» Exercise prompt: Convert each non-blank line of the records below into a row of a Markdown table with two columns, Row and Line. Put the row number under Row and the line under Line.

(Entries from a collection)
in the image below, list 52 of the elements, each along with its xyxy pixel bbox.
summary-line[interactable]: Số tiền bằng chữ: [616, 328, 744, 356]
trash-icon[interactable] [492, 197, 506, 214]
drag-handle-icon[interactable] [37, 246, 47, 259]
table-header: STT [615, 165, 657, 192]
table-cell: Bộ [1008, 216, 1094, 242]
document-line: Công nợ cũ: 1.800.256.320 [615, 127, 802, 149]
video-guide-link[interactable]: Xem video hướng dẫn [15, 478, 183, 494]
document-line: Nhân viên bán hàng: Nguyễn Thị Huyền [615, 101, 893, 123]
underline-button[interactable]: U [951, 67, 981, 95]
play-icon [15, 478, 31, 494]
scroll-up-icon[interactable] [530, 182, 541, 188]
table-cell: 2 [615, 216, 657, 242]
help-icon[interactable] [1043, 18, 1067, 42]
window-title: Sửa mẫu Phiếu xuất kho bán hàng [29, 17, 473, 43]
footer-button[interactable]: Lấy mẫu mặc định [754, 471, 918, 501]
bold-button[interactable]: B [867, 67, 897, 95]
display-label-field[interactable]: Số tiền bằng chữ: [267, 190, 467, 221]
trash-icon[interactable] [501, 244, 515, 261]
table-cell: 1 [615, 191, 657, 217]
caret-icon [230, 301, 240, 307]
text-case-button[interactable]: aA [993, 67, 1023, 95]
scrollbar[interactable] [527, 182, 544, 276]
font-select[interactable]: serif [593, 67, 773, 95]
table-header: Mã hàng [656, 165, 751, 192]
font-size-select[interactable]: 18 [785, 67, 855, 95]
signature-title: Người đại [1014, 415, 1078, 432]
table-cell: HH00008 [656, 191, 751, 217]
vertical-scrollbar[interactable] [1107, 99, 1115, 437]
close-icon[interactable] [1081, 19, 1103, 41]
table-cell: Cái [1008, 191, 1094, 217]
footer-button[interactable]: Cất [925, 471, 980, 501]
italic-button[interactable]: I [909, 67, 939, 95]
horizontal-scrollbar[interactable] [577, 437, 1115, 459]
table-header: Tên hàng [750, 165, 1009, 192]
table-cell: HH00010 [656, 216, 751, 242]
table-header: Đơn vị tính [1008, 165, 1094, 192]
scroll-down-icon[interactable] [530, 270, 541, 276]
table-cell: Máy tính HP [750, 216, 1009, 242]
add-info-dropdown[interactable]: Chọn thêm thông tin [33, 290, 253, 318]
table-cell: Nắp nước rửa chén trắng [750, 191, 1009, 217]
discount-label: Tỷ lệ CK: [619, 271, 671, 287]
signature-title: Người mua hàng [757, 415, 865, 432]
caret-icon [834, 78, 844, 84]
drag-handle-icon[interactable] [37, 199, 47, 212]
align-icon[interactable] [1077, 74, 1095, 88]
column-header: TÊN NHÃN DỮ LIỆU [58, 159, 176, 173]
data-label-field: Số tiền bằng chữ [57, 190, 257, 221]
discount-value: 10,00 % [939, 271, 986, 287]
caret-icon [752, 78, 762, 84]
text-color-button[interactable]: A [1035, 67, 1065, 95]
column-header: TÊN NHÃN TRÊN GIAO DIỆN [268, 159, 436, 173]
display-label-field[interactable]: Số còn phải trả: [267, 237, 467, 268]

» Response:
| Row | Line |
|---|---|
| 1 | in the image below, list 52 of the elements, each along with its xyxy pixel bbox. |
| 2 | summary-line[interactable]: Số tiền bằng chữ: [616, 328, 744, 356] |
| 3 | trash-icon[interactable] [492, 197, 506, 214] |
| 4 | drag-handle-icon[interactable] [37, 246, 47, 259] |
| 5 | table-header: STT [615, 165, 657, 192] |
| 6 | table-cell: Bộ [1008, 216, 1094, 242] |
| 7 | document-line: Công nợ cũ: 1.800.256.320 [615, 127, 802, 149] |
| 8 | video-guide-link[interactable]: Xem video hướng dẫn [15, 478, 183, 494] |
| 9 | document-line: Nhân viên bán hàng: Nguyễn Thị Huyền [615, 101, 893, 123] |
| 10 | underline-button[interactable]: U [951, 67, 981, 95] |
| 11 | play-icon [15, 478, 31, 494] |
| 12 | scroll-up-icon[interactable] [530, 182, 541, 188] |
| 13 | table-cell: 2 [615, 216, 657, 242] |
| 14 | help-icon[interactable] [1043, 18, 1067, 42] |
| 15 | window-title: Sửa mẫu Phiếu xuất kho bán hàng [29, 17, 473, 43] |
| 16 | footer-button[interactable]: Lấy mẫu mặc định [754, 471, 918, 501] |
| 17 | bold-button[interactable]: B [867, 67, 897, 95] |
| 18 | display-label-field[interactable]: Số tiền bằng chữ: [267, 190, 467, 221] |
| 19 | trash-icon[interactable] [501, 244, 515, 261] |
| 20 | table-cell: 1 [615, 191, 657, 217] |
| 21 | caret-icon [230, 301, 240, 307] |
| 22 | text-case-button[interactable]: aA [993, 67, 1023, 95] |
| 23 | scrollbar[interactable] [527, 182, 544, 276] |
| 24 | font-select[interactable]: serif [593, 67, 773, 95] |
| 25 | table-header: Mã hàng [656, 165, 751, 192] |
| 26 | font-size-select[interactable]: 18 [785, 67, 855, 95] |
| 27 | signature-title: Người đại [1014, 415, 1078, 432] |
| 28 | table-cell: HH00008 [656, 191, 751, 217] |
| 29 | vertical-scrollbar[interactable] [1107, 99, 1115, 437] |
| 30 | close-icon[interactable] [1081, 19, 1103, 41] |
| 31 | table-cell: Cái [1008, 191, 1094, 217] |
| 32 | footer-button[interactable]: Cất [925, 471, 980, 501] |
| 33 | italic-button[interactable]: I [909, 67, 939, 95] |
| 34 | horizontal-scrollbar[interactable] [577, 437, 1115, 459] |
| 35 | table-header: Tên hàng [750, 165, 1009, 192] |
| 36 | table-cell: HH00010 [656, 216, 751, 242] |
| 37 | table-header: Đơn vị tính [1008, 165, 1094, 192] |
| 38 | scroll-down-icon[interactable] [530, 270, 541, 276] |
| 39 | table-cell: Máy tính HP [750, 216, 1009, 242] |
| 40 | add-info-dropdown[interactable]: Chọn thêm thông tin [33, 290, 253, 318] |
| 41 | table-cell: Nắp nước rửa chén trắng [750, 191, 1009, 217] |
| 42 | discount-label: Tỷ lệ CK: [619, 271, 671, 287] |
| 43 | signature-title: Người mua hàng [757, 415, 865, 432] |
| 44 | caret-icon [834, 78, 844, 84] |
| 45 | drag-handle-icon[interactable] [37, 199, 47, 212] |
| 46 | align-icon[interactable] [1077, 74, 1095, 88] |
| 47 | column-header: TÊN NHÃN DỮ LIỆU [58, 159, 176, 173] |
| 48 | data-label-field: Số tiền bằng chữ [57, 190, 257, 221] |
| 49 | discount-value: 10,00 % [939, 271, 986, 287] |
| 50 | caret-icon [752, 78, 762, 84] |
| 51 | text-color-button[interactable]: A [1035, 67, 1065, 95] |
| 52 | column-header: TÊN NHÃN TRÊN GIAO DIỆN [268, 159, 436, 173] |
| 53 | display-label-field[interactable]: Số còn phải trả: [267, 237, 467, 268] |